Identify all lines below that hold "Marianna" and collect them.

TASK MATERIAL ->
☆ ☆ ☆

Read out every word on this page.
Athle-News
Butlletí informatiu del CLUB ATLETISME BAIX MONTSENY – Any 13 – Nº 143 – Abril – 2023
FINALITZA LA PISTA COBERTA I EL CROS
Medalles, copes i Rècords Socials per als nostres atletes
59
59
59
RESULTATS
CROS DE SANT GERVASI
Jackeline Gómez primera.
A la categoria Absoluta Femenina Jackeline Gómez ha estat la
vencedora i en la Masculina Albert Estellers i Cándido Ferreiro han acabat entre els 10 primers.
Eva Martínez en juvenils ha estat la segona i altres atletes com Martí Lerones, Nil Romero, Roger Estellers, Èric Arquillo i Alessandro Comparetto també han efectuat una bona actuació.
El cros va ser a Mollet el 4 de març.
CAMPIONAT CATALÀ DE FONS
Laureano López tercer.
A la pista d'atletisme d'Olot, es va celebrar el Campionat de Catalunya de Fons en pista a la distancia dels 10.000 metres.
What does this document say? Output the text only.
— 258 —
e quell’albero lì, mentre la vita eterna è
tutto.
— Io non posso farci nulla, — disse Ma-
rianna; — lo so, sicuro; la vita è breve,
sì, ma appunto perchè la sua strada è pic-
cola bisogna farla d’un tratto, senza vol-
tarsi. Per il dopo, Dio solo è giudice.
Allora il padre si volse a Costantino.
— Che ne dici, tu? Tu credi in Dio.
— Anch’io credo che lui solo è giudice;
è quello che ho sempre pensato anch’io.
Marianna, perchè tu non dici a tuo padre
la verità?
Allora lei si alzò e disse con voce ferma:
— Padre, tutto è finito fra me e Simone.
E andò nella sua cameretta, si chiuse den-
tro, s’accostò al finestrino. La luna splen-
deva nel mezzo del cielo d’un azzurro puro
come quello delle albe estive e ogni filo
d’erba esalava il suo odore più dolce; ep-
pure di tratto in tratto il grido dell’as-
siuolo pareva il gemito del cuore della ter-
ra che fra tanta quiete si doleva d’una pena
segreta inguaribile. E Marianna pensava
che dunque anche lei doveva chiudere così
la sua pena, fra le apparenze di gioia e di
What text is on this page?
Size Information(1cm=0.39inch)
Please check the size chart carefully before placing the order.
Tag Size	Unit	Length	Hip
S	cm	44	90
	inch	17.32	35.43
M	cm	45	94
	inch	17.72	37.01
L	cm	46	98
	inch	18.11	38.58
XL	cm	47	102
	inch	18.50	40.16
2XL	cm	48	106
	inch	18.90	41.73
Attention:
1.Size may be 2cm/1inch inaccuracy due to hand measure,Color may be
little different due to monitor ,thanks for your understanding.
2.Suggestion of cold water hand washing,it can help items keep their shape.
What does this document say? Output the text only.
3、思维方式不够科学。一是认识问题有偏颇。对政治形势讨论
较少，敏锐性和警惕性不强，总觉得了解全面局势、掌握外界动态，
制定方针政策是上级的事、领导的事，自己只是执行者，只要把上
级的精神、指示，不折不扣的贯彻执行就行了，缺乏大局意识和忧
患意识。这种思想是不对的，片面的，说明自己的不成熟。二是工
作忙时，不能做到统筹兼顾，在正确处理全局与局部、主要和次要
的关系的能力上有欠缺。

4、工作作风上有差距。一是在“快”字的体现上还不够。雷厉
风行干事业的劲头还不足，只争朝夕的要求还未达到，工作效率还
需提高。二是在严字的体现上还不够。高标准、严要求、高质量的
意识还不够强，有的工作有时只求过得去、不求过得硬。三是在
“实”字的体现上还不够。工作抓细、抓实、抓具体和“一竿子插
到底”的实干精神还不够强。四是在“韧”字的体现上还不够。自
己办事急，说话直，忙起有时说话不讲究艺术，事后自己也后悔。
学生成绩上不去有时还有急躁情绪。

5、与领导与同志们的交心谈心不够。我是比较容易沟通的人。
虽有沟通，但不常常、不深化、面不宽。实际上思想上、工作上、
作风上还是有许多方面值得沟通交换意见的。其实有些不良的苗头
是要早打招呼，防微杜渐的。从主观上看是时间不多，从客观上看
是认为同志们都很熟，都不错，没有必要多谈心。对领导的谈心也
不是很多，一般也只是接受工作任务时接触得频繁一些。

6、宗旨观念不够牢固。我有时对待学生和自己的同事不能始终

☆ ☆ ☆

WRITTEN SOLUTION ->
Marianna, perchè tu non dici a tuo padre
segreta inguaribile. E Marianna pensava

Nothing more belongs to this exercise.